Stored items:
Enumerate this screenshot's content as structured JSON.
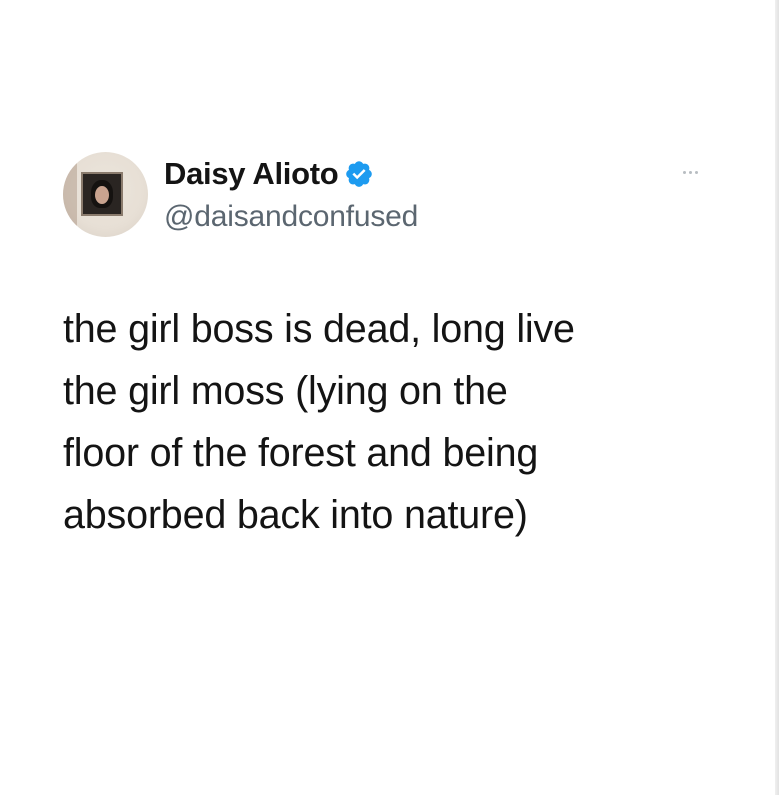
{
  "tweet": {
    "author": {
      "display_name": "Daisy Alioto",
      "handle": "@daisandconfused",
      "verified": true,
      "verified_icon": "verified-badge-icon",
      "avatar_icon": "avatar-photo"
    },
    "more_icon": "more-options-icon",
    "text_lines": [
      "the girl boss is dead, long live",
      "the girl moss (lying on the",
      "floor of the forest and being",
      "absorbed back into nature)"
    ]
  },
  "colors": {
    "background": "#ffffff",
    "name_text": "#141414",
    "handle_text": "#5b6670",
    "verified_badge": "#1d9bf0",
    "more_dots": "#b8bdc2"
  }
}
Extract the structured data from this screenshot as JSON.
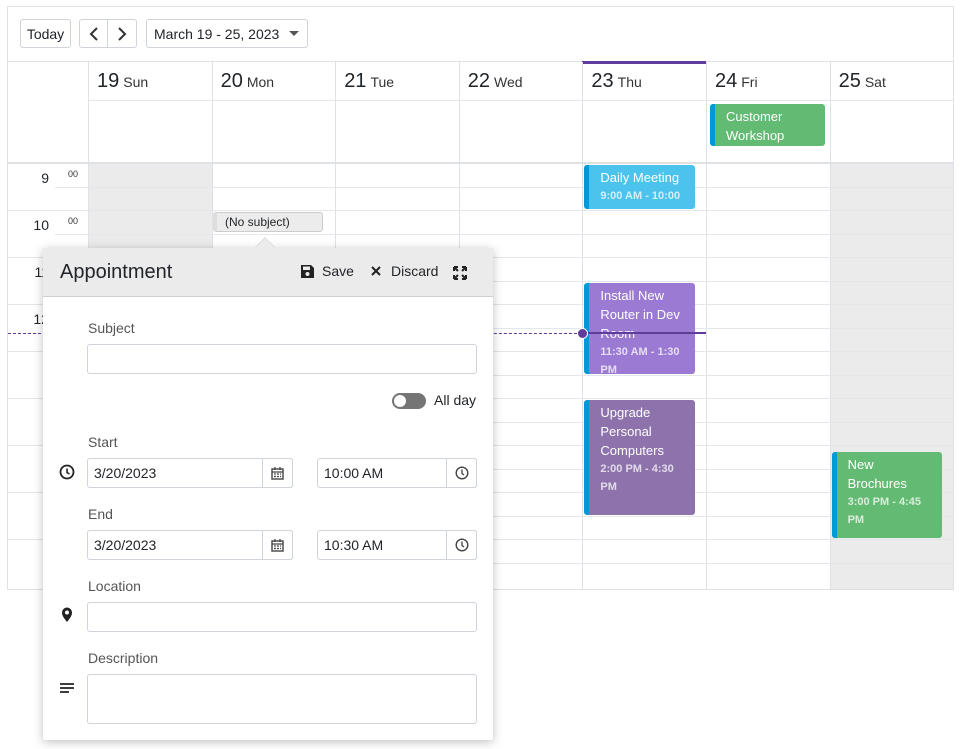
{
  "toolbar": {
    "today": "Today",
    "prev_icon": "chevron-left",
    "next_icon": "chevron-right",
    "range": "March 19 - 25, 2023"
  },
  "days": [
    {
      "num": "19",
      "name": "Sun",
      "weekend": true
    },
    {
      "num": "20",
      "name": "Mon",
      "weekend": false
    },
    {
      "num": "21",
      "name": "Tue",
      "weekend": false
    },
    {
      "num": "22",
      "name": "Wed",
      "weekend": false
    },
    {
      "num": "23",
      "name": "Thu",
      "weekend": false,
      "today": true
    },
    {
      "num": "24",
      "name": "Fri",
      "weekend": false
    },
    {
      "num": "25",
      "name": "Sat",
      "weekend": true
    }
  ],
  "hours": [
    "9",
    "10",
    "11",
    "12"
  ],
  "minute_label": "00",
  "current_time": "12:37",
  "colors": {
    "accent": "#5f3b9b",
    "event_border": "#0398d8"
  },
  "all_day_events": [
    {
      "title": "Customer Workshop",
      "day": 5,
      "color": "#63bb73"
    }
  ],
  "events": [
    {
      "title": "Daily Meeting",
      "time": "9:00 AM - 10:00 AM",
      "day": 4,
      "start": 9,
      "end": 10,
      "color": "#4cc3ec"
    },
    {
      "title": "Install New Router in Dev Room",
      "time": "11:30 AM - 1:30 PM",
      "day": 4,
      "start": 11.5,
      "end": 13.5,
      "color": "#9b7ad4"
    },
    {
      "title": "Upgrade Personal Computers",
      "time": "2:00 PM - 4:30 PM",
      "day": 4,
      "start": 14,
      "end": 16.5,
      "color": "#8d72ab"
    },
    {
      "title": "New Brochures",
      "time": "3:00 PM - 4:45 PM",
      "day": 6,
      "start": 15.1,
      "end": 17,
      "color": "#63bb73"
    }
  ],
  "draft_event": {
    "title": "(No subject)"
  },
  "popup": {
    "title": "Appointment",
    "save": "Save",
    "discard": "Discard",
    "subject_label": "Subject",
    "subject_value": "",
    "all_day_label": "All day",
    "all_day": false,
    "start_label": "Start",
    "start_date": "3/20/2023",
    "start_time": "10:00 AM",
    "end_label": "End",
    "end_date": "3/20/2023",
    "end_time": "10:30 AM",
    "location_label": "Location",
    "location_value": "",
    "description_label": "Description",
    "description_value": ""
  }
}
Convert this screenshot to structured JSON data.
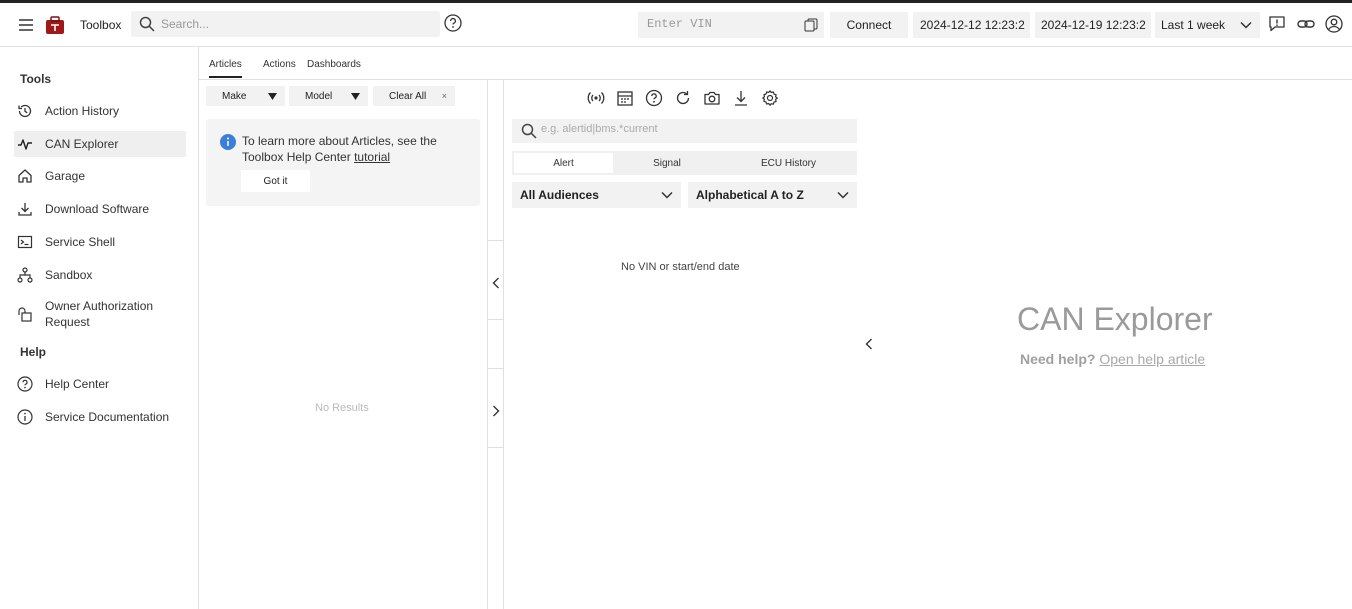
{
  "header": {
    "brand": "Toolbox",
    "search_placeholder": "Search...",
    "vin_placeholder": "Enter VIN",
    "connect_label": "Connect",
    "start_date": "2024-12-12 12:23:2",
    "end_date": "2024-12-19 12:23:2",
    "range_label": "Last 1 week",
    "icons": [
      "menu-icon",
      "toolbox-logo",
      "search-icon",
      "help-icon",
      "copy-icon",
      "chevron-down-icon",
      "feedback-icon",
      "link-icon",
      "user-icon"
    ]
  },
  "sidebar": {
    "tools_title": "Tools",
    "help_title": "Help",
    "items": [
      {
        "label": "Action History",
        "icon": "history-icon"
      },
      {
        "label": "CAN Explorer",
        "icon": "pulse-icon",
        "active": true
      },
      {
        "label": "Garage",
        "icon": "home-icon"
      },
      {
        "label": "Download Software",
        "icon": "download-icon"
      },
      {
        "label": "Service Shell",
        "icon": "terminal-icon"
      },
      {
        "label": "Sandbox",
        "icon": "sitemap-icon"
      },
      {
        "label": "Owner Authorization Request",
        "icon": "lock-icon"
      }
    ],
    "help_items": [
      {
        "label": "Help Center",
        "icon": "help-icon"
      },
      {
        "label": "Service Documentation",
        "icon": "info-icon"
      }
    ]
  },
  "articles": {
    "tabs": [
      "Articles",
      "Actions",
      "Dashboards"
    ],
    "make_label": "Make",
    "model_label": "Model",
    "clear_label": "Clear All",
    "clear_x": "×",
    "info_text_prefix": "To learn more about Articles, see the Toolbox Help Center ",
    "info_link": "tutorial",
    "gotit_label": "Got it",
    "no_results": "No Results"
  },
  "explorer": {
    "search_placeholder": "e.g. alertid|bms.*current",
    "segments": [
      "Alert",
      "Signal",
      "ECU History"
    ],
    "audience_label": "All Audiences",
    "sort_label": "Alphabetical A to Z",
    "empty_text": "No VIN or start/end date",
    "title": "CAN Explorer",
    "help_prefix": "Need help?",
    "help_link": "Open help article",
    "toolbar_icons": [
      "signal-icon",
      "calendar-icon",
      "help-icon",
      "refresh-icon",
      "camera-icon",
      "download-icon",
      "settings-icon"
    ]
  }
}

SHORT PROBLEM
Each line above is to be copied verbatim. Drop any image from the copy.

WRITTEN ANSWER
Enumerate this screenshot's content as structured JSON.
{
  "tweet": {
    "author": {
      "display_name": "Daisy Alioto",
      "handle": "@daisandconfused",
      "verified": true,
      "verified_icon": "verified-badge-icon",
      "avatar_icon": "avatar-photo"
    },
    "more_icon": "more-options-icon",
    "text_lines": [
      "the girl boss is dead, long live",
      "the girl moss (lying on the",
      "floor of the forest and being",
      "absorbed back into nature)"
    ]
  },
  "colors": {
    "background": "#ffffff",
    "name_text": "#141414",
    "handle_text": "#5b6670",
    "verified_badge": "#1d9bf0",
    "more_dots": "#b8bdc2"
  }
}
Extract the structured data from this screenshot as JSON.
{
  "toolbar": {
    "today": "Today",
    "prev_icon": "chevron-left",
    "next_icon": "chevron-right",
    "range": "March 19 - 25, 2023"
  },
  "days": [
    {
      "num": "19",
      "name": "Sun",
      "weekend": true
    },
    {
      "num": "20",
      "name": "Mon",
      "weekend": false
    },
    {
      "num": "21",
      "name": "Tue",
      "weekend": false
    },
    {
      "num": "22",
      "name": "Wed",
      "weekend": false
    },
    {
      "num": "23",
      "name": "Thu",
      "weekend": false,
      "today": true
    },
    {
      "num": "24",
      "name": "Fri",
      "weekend": false
    },
    {
      "num": "25",
      "name": "Sat",
      "weekend": true
    }
  ],
  "hours": [
    "9",
    "10",
    "11",
    "12"
  ],
  "minute_label": "00",
  "current_time": "12:37",
  "colors": {
    "accent": "#5f3b9b",
    "event_border": "#0398d8"
  },
  "all_day_events": [
    {
      "title": "Customer Workshop",
      "day": 5,
      "color": "#63bb73"
    }
  ],
  "events": [
    {
      "title": "Daily Meeting",
      "time": "9:00 AM - 10:00 AM",
      "day": 4,
      "start": 9,
      "end": 10,
      "color": "#4cc3ec"
    },
    {
      "title": "Install New Router in Dev Room",
      "time": "11:30 AM - 1:30 PM",
      "day": 4,
      "start": 11.5,
      "end": 13.5,
      "color": "#9b7ad4"
    },
    {
      "title": "Upgrade Personal Computers",
      "time": "2:00 PM - 4:30 PM",
      "day": 4,
      "start": 14,
      "end": 16.5,
      "color": "#8d72ab"
    },
    {
      "title": "New Brochures",
      "time": "3:00 PM - 4:45 PM",
      "day": 6,
      "start": 15.1,
      "end": 17,
      "color": "#63bb73"
    }
  ],
  "draft_event": {
    "title": "(No subject)"
  },
  "popup": {
    "title": "Appointment",
    "save": "Save",
    "discard": "Discard",
    "subject_label": "Subject",
    "subject_value": "",
    "all_day_label": "All day",
    "all_day": false,
    "start_label": "Start",
    "start_date": "3/20/2023",
    "start_time": "10:00 AM",
    "end_label": "End",
    "end_date": "3/20/2023",
    "end_time": "10:30 AM",
    "location_label": "Location",
    "location_value": "",
    "description_label": "Description",
    "description_value": ""
  }
}
Convert this screenshot to structured JSON data.
{
  "header": {
    "brand": "Toolbox",
    "search_placeholder": "Search...",
    "vin_placeholder": "Enter VIN",
    "connect_label": "Connect",
    "start_date": "2024-12-12 12:23:2",
    "end_date": "2024-12-19 12:23:2",
    "range_label": "Last 1 week",
    "icons": [
      "menu-icon",
      "toolbox-logo",
      "search-icon",
      "help-icon",
      "copy-icon",
      "chevron-down-icon",
      "feedback-icon",
      "link-icon",
      "user-icon"
    ]
  },
  "sidebar": {
    "tools_title": "Tools",
    "help_title": "Help",
    "items": [
      {
        "label": "Action History",
        "icon": "history-icon"
      },
      {
        "label": "CAN Explorer",
        "icon": "pulse-icon",
        "active": true
      },
      {
        "label": "Garage",
        "icon": "home-icon"
      },
      {
        "label": "Download Software",
        "icon": "download-icon"
      },
      {
        "label": "Service Shell",
        "icon": "terminal-icon"
      },
      {
        "label": "Sandbox",
        "icon": "sitemap-icon"
      },
      {
        "label": "Owner Authorization Request",
        "icon": "lock-icon"
      }
    ],
    "help_items": [
      {
        "label": "Help Center",
        "icon": "help-icon"
      },
      {
        "label": "Service Documentation",
        "icon": "info-icon"
      }
    ]
  },
  "articles": {
    "tabs": [
      "Articles",
      "Actions",
      "Dashboards"
    ],
    "make_label": "Make",
    "model_label": "Model",
    "clear_label": "Clear All",
    "clear_x": "×",
    "info_text_prefix": "To learn more about Articles, see the Toolbox Help Center ",
    "info_link": "tutorial",
    "gotit_label": "Got it",
    "no_results": "No Results"
  },
  "explorer": {
    "search_placeholder": "e.g. alertid|bms.*current",
    "segments": [
      "Alert",
      "Signal",
      "ECU History"
    ],
    "audience_label": "All Audiences",
    "sort_label": "Alphabetical A to Z",
    "empty_text": "No VIN or start/end date",
    "title": "CAN Explorer",
    "help_prefix": "Need help?",
    "help_link": "Open help article",
    "toolbar_icons": [
      "signal-icon",
      "calendar-icon",
      "help-icon",
      "refresh-icon",
      "camera-icon",
      "download-icon",
      "settings-icon"
    ]
  }
}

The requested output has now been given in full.